— START OF STORED DATA —

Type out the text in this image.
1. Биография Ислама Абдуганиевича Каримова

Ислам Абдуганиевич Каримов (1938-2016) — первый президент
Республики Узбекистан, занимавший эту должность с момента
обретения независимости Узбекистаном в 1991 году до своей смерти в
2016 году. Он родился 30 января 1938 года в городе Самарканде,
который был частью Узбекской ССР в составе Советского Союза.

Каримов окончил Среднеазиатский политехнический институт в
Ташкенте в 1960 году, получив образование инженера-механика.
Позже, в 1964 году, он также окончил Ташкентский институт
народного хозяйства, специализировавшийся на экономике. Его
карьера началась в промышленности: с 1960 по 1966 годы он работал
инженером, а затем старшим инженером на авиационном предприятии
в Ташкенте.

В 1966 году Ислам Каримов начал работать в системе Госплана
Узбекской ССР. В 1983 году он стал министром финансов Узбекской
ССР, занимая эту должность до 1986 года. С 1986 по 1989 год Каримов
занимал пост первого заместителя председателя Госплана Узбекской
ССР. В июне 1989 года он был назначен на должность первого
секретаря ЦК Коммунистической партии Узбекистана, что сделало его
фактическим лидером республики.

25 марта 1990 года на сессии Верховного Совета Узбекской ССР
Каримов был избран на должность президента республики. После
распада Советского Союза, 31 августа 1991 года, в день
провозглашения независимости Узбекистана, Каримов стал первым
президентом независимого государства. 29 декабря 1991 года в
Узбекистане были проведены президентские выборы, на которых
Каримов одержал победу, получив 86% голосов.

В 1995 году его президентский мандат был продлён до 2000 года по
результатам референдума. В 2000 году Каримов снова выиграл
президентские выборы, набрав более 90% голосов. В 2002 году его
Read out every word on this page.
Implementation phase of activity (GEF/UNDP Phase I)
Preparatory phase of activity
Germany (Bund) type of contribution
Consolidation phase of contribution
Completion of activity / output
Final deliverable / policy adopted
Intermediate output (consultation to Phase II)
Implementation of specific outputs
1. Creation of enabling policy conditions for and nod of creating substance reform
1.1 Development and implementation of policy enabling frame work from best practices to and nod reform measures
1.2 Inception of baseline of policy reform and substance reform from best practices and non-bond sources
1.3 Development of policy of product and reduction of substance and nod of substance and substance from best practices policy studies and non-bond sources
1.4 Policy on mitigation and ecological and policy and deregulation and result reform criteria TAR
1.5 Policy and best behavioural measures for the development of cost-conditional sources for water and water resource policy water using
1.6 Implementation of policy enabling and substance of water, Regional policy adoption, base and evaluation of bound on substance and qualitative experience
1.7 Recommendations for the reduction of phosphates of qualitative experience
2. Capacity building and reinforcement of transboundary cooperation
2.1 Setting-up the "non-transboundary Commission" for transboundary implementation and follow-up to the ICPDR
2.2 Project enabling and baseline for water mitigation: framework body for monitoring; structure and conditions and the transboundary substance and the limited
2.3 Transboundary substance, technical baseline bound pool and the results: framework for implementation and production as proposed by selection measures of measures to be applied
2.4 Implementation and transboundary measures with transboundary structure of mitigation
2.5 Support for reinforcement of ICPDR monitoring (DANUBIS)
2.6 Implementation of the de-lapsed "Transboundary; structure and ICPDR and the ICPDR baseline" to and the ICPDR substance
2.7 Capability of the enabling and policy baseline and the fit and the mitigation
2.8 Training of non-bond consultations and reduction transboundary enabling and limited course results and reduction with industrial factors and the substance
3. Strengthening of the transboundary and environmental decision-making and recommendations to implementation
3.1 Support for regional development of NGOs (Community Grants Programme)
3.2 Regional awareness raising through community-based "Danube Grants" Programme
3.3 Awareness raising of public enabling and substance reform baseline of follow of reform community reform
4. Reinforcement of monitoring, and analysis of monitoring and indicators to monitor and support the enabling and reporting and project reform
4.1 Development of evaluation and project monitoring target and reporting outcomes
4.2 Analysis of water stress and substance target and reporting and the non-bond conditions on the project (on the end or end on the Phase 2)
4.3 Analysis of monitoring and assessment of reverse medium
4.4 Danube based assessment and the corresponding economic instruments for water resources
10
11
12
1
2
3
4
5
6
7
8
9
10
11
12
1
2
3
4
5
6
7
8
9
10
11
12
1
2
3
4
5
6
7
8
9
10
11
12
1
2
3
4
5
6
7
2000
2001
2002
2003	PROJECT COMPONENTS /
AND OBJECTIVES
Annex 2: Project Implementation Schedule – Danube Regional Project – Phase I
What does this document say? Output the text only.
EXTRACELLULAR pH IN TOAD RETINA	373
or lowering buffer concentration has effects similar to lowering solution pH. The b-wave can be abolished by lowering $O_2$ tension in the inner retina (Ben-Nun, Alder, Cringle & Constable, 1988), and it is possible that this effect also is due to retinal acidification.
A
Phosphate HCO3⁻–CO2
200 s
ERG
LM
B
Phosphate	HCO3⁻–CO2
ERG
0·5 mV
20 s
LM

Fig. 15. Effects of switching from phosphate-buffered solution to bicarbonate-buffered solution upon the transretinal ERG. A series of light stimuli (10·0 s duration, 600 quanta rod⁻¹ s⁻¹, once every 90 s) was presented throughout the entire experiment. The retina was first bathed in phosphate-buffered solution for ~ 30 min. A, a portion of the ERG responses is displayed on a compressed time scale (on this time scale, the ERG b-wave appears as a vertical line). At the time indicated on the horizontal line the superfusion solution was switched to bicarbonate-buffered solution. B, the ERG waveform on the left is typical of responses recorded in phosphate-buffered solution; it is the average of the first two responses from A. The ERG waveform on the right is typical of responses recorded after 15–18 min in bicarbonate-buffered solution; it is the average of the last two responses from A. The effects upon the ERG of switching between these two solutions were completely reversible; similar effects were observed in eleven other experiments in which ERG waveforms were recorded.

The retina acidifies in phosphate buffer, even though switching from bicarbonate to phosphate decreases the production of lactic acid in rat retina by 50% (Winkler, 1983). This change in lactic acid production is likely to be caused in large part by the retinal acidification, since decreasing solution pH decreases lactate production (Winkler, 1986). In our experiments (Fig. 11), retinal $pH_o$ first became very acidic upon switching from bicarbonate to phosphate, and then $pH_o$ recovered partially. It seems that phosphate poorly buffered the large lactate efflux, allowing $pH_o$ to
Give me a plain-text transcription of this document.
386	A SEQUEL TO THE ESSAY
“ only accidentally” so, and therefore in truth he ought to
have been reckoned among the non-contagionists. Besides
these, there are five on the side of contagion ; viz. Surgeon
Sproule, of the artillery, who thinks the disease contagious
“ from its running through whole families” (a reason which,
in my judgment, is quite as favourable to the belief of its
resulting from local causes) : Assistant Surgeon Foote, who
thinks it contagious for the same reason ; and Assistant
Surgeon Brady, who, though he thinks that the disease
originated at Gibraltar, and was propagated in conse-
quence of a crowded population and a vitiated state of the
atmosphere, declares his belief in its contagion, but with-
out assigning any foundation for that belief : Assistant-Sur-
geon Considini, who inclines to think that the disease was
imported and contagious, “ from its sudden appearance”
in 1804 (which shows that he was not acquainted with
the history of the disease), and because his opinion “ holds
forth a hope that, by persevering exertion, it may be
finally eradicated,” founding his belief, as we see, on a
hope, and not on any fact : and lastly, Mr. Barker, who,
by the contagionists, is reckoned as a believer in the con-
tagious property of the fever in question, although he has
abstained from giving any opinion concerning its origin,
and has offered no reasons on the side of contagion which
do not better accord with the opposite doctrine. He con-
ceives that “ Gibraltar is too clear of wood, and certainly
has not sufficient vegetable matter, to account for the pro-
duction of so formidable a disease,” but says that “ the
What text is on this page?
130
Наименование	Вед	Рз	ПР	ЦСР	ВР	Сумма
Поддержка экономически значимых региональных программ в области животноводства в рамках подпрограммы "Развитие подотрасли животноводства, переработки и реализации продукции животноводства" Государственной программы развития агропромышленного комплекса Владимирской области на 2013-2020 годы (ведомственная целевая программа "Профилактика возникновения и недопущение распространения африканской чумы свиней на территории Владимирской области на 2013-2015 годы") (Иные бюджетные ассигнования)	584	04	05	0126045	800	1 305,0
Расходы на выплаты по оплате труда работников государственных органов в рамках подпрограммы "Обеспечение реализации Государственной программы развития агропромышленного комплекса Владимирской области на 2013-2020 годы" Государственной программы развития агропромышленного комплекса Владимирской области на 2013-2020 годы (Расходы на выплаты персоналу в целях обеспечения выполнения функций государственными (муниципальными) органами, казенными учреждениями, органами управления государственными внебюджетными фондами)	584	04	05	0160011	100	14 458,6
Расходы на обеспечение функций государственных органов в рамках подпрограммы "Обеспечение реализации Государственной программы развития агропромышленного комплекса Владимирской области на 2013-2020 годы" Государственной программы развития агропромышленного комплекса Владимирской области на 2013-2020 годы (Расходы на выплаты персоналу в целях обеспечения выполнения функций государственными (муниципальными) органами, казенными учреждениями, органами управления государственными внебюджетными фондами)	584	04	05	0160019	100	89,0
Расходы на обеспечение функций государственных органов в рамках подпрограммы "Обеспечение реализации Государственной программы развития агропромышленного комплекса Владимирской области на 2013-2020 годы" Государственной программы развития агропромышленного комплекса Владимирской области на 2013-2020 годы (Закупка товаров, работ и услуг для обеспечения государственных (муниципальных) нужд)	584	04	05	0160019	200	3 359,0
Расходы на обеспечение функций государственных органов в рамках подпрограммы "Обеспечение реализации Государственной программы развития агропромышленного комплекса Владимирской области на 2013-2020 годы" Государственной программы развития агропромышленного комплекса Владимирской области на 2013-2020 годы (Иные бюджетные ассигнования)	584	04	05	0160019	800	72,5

— END OF STORED DATA —

→ **WORK TO BE COMPLETED**
From the entries, copy out each line containing the word "Госплана".

→ **RESPONSE**
В 1966 году Ислам Каримов начал работать в системе Госплана
занимал пост первого заместителя председателя Госплана Узбекской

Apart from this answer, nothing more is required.